### The data
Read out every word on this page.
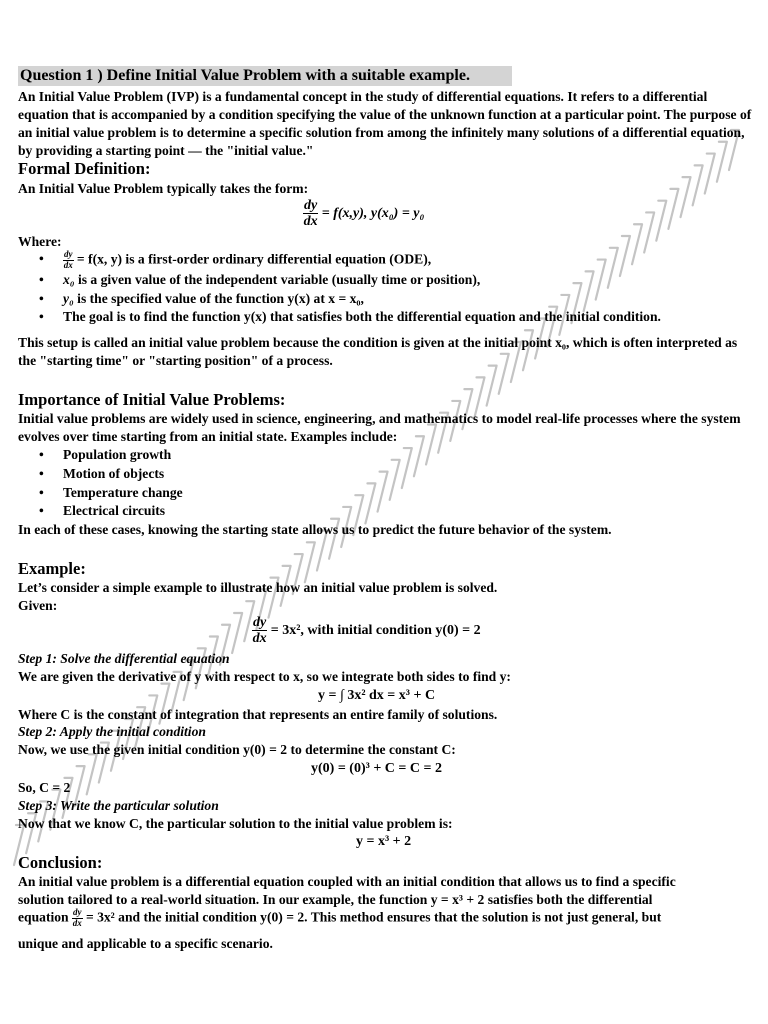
Question 1 ) Define Initial Value Problem with a suitable example.
An Initial Value Problem (IVP) is a fundamental concept in the study of differential equations. It refers to a differential equation that is accompanied by a condition specifying the value of the unknown function at a particular point. The purpose of an initial value problem is to determine a specific solution from among the infinitely many solutions of a differential equation, by providing a starting point — the "initial value."
Formal Definition:
An Initial Value Problem typically takes the form:
$\frac{dy}{dx} = f(x,y)$, y(x₀) = y₀
Where:
• $\frac{dy}{dx} = f(x$, y) is a first-order ordinary differential equation (ODE),
• x₀ is a given value of the independent variable (usually time or position),
• y₀ is the specified value of the function y(x) at x = x₀,
• The goal is to find the function y(x) that satisfies both the differential equation and the initial condition.
This setup is called an initial value problem because the condition is given at the initial point x₀, which is often interpreted as the "starting time" or "starting position" of a process.
Importance of Initial Value Problems:
Initial value problems are widely used in science, engineering, and mathematics to model real-life processes where the system evolves over time starting from an initial state. Examples include:
• Population growth
• Motion of objects
• Temperature change
• Electrical circuits
In each of these cases, knowing the starting state allows us to predict the future behavior of the system.
Example:
Let’s consider a simple example to illustrate how an initial value problem is solved.
Given:
$\frac{dy}{dx} = 3x^2$, with initial condition y(0) = 2
Step 1: Solve the differential equation
We are given the derivative of y with respect to x, so we integrate both sides to find y:
y = ∫ 3x² dx = x³ + C
Where C is the constant of integration that represents an entire family of solutions.
Step 2: Apply the initial condition
Now, we use the given initial condition y(0) = 2 to determine the constant C:
y(0) = (0)³ + C = C = 2
So, C = 2
Step 3: Write the particular solution
Now that we know C, the particular solution to the initial value problem is:
y = x³ + 2
Conclusion:
An initial value problem is a differential equation coupled with an initial condition that allows us to find a specific
solution tailored to a real-world situation. In our example, the function y = x³ + 2 satisfies both the differential
equation $\frac{dy}{dx} = 3x^2$ and the initial condition y(0) = 2. This method ensures that the solution is not just general, but
unique and applicable to a specific scenario.
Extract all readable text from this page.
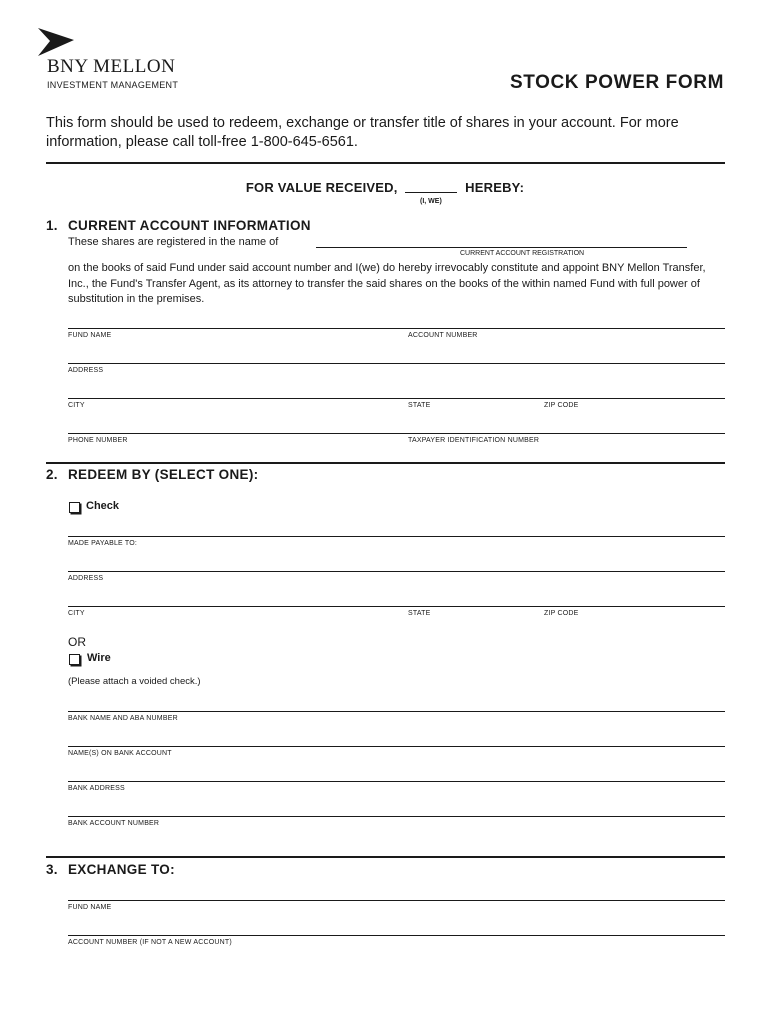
BNY MELLON
INVESTMENT MANAGEMENT	STOCK POWER FORM
This form should be used to redeem, exchange or transfer title of shares in your account. For more information, please call toll-free 1-800-645-6561.
FOR VALUE RECEIVED,	HEREBY:
(I, WE)
1. CURRENT ACCOUNT INFORMATION
These shares are registered in the name of
CURRENT ACCOUNT REGISTRATION
on the books of said Fund under said account number and I(we) do hereby irrevocably constitute and appoint BNY Mellon Transfer, Inc., the Fund's Transfer Agent, as its attorney to transfer the said shares on the books of the within named Fund with full power of substitution in the premises.
FUND NAME	ACCOUNT NUMBER
ADDRESS
CITY	STATE	ZIP CODE
PHONE NUMBER	TAXPAYER IDENTIFICATION NUMBER
2. REDEEM BY (SELECT ONE):
Check
MADE PAYABLE TO:
ADDRESS
CITY	STATE	ZIP CODE
OR
Wire
(Please attach a voided check.)
BANK NAME AND ABA NUMBER
NAME(S) ON BANK ACCOUNT
BANK ADDRESS
BANK ACCOUNT NUMBER
3. EXCHANGE TO:
FUND NAME
ACCOUNT NUMBER (IF NOT A NEW ACCOUNT)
######
All lines holding the word "allows" should be picked out and copied.

- [Exercise response]:
In each of these cases, knowing the starting state allows us to predict the future behavior of the system.
An initial value problem is a differential equation coupled with an initial condition that allows us to find a specific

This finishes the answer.